[Stated exercise]: Print only the line with "Convert this document image to plain text." and the lines after it, ending with the last line of the material, each exactly as it stands.

====

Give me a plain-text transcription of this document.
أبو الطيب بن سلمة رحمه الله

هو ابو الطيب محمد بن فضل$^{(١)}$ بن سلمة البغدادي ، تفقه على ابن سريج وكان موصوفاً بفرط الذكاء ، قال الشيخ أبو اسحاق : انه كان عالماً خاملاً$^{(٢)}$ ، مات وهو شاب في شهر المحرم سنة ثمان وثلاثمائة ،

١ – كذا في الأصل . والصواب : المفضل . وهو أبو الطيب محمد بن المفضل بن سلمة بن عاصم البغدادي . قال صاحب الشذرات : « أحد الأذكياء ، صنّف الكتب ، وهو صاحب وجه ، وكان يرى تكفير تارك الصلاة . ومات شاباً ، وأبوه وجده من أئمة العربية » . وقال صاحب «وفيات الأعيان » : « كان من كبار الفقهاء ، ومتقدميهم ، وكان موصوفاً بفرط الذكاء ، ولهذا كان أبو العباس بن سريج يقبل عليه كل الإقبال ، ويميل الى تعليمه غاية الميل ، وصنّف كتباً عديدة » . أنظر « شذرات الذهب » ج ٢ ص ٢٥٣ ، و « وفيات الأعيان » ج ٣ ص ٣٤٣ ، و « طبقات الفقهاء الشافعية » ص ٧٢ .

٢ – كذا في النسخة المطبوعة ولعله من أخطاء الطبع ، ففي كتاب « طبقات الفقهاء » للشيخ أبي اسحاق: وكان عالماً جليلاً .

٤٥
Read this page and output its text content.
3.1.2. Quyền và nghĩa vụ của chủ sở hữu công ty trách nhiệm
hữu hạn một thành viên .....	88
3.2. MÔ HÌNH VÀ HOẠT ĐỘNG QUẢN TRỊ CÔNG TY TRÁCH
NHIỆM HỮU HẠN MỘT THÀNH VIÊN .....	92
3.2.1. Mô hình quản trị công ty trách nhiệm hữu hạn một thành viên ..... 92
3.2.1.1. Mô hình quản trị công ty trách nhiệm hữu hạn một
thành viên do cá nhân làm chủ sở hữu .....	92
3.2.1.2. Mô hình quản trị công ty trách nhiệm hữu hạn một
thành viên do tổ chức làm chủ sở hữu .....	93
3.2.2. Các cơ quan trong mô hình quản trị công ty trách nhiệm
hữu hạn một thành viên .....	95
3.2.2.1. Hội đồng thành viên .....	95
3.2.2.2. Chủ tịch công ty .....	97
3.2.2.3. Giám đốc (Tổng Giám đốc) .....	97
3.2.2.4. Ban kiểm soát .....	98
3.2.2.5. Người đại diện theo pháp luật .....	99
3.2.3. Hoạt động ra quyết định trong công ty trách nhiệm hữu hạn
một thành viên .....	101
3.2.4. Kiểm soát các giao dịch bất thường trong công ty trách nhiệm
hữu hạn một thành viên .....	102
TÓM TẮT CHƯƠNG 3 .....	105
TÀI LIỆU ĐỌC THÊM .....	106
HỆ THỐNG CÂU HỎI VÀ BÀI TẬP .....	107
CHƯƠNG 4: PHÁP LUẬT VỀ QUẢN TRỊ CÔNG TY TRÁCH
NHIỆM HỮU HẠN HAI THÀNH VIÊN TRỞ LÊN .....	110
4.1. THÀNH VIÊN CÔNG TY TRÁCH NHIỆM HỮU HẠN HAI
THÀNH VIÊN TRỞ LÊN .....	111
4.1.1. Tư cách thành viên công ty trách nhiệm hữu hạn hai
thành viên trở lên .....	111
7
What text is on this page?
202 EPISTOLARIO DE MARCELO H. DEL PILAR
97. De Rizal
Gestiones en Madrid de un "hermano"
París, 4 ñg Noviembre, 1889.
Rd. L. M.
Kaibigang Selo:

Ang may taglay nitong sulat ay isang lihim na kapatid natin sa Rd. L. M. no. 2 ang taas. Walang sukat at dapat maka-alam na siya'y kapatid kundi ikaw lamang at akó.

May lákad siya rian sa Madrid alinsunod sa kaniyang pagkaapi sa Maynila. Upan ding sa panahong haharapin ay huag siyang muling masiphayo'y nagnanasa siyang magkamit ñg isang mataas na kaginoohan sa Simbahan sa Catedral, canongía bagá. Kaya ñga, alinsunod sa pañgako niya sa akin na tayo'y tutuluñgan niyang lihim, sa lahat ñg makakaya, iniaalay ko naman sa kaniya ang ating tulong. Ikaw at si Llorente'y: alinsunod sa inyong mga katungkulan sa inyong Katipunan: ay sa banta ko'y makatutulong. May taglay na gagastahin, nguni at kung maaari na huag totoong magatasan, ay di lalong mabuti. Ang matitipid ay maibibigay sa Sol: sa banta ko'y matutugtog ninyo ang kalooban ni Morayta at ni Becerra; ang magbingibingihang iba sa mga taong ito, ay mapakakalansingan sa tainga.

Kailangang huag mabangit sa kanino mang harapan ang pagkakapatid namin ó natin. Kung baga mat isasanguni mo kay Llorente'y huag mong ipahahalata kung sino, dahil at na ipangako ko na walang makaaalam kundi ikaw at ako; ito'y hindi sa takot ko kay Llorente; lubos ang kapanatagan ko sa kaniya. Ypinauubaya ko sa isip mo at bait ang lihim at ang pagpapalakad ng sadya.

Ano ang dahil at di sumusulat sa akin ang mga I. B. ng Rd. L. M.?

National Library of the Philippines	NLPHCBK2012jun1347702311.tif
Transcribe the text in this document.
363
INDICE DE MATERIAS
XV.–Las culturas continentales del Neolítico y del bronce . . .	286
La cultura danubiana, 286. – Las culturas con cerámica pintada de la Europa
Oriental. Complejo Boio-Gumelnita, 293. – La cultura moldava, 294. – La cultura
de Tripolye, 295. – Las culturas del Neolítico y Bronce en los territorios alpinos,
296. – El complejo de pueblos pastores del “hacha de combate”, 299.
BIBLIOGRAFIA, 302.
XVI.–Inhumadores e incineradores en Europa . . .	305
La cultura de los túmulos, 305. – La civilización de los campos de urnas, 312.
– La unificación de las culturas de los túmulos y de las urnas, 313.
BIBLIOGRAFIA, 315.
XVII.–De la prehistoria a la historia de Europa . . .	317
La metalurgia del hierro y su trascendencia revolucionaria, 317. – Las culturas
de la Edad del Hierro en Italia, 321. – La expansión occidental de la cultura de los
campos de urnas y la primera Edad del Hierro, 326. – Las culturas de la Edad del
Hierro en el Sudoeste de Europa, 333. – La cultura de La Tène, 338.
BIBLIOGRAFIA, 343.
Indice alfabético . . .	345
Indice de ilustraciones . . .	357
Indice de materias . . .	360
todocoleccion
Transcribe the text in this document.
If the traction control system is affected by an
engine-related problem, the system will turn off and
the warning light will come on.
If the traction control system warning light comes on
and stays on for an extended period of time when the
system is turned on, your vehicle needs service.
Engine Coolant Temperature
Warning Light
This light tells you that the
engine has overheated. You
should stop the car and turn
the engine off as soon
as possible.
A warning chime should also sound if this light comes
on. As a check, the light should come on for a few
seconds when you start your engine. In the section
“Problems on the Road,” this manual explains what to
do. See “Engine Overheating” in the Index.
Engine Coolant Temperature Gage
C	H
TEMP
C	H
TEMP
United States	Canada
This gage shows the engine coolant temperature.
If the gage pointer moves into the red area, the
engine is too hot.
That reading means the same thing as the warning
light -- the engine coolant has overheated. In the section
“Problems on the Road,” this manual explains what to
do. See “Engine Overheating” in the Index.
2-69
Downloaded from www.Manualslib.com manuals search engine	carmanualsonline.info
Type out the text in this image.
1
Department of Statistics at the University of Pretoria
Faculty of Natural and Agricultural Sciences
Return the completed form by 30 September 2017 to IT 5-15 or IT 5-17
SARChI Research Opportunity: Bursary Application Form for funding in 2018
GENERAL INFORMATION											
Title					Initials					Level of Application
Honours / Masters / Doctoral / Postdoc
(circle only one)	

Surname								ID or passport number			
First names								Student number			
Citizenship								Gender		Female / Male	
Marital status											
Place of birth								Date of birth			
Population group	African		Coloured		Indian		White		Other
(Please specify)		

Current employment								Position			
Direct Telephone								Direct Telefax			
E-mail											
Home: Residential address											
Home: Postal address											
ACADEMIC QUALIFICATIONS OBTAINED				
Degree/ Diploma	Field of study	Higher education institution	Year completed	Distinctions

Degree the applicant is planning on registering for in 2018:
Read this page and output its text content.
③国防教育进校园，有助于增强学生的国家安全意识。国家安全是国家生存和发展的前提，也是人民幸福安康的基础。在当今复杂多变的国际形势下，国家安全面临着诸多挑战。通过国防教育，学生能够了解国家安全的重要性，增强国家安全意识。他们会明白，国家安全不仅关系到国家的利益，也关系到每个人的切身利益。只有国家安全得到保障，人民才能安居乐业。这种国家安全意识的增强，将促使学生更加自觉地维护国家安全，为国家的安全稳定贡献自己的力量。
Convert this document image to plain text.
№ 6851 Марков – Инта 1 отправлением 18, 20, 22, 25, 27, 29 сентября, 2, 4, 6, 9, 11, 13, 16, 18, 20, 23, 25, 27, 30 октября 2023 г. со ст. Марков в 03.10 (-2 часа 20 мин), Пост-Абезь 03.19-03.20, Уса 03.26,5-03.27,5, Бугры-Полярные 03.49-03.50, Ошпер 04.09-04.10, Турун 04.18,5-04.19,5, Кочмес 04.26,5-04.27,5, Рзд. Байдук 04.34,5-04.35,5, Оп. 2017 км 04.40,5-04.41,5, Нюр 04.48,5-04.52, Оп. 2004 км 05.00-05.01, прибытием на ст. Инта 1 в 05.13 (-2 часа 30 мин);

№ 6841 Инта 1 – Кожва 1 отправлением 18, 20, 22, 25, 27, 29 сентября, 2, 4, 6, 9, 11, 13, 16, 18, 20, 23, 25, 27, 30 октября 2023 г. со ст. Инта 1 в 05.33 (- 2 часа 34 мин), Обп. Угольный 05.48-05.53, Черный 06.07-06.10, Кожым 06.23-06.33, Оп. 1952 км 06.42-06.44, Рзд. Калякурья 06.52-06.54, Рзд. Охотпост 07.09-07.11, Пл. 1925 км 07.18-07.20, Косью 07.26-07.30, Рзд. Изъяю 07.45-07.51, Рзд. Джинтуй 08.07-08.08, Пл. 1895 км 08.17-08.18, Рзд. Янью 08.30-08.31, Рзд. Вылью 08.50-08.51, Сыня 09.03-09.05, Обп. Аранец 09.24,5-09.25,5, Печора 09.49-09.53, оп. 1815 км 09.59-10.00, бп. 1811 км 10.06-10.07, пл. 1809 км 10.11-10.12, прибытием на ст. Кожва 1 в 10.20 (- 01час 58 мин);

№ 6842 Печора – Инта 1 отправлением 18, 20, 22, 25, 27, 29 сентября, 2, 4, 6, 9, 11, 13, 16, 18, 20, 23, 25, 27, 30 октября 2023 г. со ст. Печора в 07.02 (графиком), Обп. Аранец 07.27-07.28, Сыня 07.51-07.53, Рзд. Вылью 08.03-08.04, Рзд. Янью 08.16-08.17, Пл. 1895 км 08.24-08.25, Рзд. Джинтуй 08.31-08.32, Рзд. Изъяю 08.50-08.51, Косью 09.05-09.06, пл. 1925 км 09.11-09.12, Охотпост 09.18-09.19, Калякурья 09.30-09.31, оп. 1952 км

====

[Answer to the problem]:
Convert this document image to plain text.
№ 6851 Марков – Инта 1 отправлением 18, 20, 22, 25, 27, 29 сентября, 2, 4, 6, 9, 11, 13, 16, 18, 20, 23, 25, 27, 30 октября 2023 г. со ст. Марков в 03.10 (-2 часа 20 мин), Пост-Абезь 03.19-03.20, Уса 03.26,5-03.27,5, Бугры-Полярные 03.49-03.50, Ошпер 04.09-04.10, Турун 04.18,5-04.19,5, Кочмес 04.26,5-04.27,5, Рзд. Байдук 04.34,5-04.35,5, Оп. 2017 км 04.40,5-04.41,5, Нюр 04.48,5-04.52, Оп. 2004 км 05.00-05.01, прибытием на ст. Инта 1 в 05.13 (-2 часа 30 мин);

№ 6841 Инта 1 – Кожва 1 отправлением 18, 20, 22, 25, 27, 29 сентября, 2, 4, 6, 9, 11, 13, 16, 18, 20, 23, 25, 27, 30 октября 2023 г. со ст. Инта 1 в 05.33 (- 2 часа 34 мин), Обп. Угольный 05.48-05.53, Черный 06.07-06.10, Кожым 06.23-06.33, Оп. 1952 км 06.42-06.44, Рзд. Калякурья 06.52-06.54, Рзд. Охотпост 07.09-07.11, Пл. 1925 км 07.18-07.20, Косью 07.26-07.30, Рзд. Изъяю 07.45-07.51, Рзд. Джинтуй 08.07-08.08, Пл. 1895 км 08.17-08.18, Рзд. Янью 08.30-08.31, Рзд. Вылью 08.50-08.51, Сыня 09.03-09.05, Обп. Аранец 09.24,5-09.25,5, Печора 09.49-09.53, оп. 1815 км 09.59-10.00, бп. 1811 км 10.06-10.07, пл. 1809 км 10.11-10.12, прибытием на ст. Кожва 1 в 10.20 (- 01час 58 мин);

№ 6842 Печора – Инта 1 отправлением 18, 20, 22, 25, 27, 29 сентября, 2, 4, 6, 9, 11, 13, 16, 18, 20, 23, 25, 27, 30 октября 2023 г. со ст. Печора в 07.02 (графиком), Обп. Аранец 07.27-07.28, Сыня 07.51-07.53, Рзд. Вылью 08.03-08.04, Рзд. Янью 08.16-08.17, Пл. 1895 км 08.24-08.25, Рзд. Джинтуй 08.31-08.32, Рзд. Изъяю 08.50-08.51, Косью 09.05-09.06, пл. 1925 км 09.11-09.12, Охотпост 09.18-09.19, Калякурья 09.30-09.31, оп. 1952 км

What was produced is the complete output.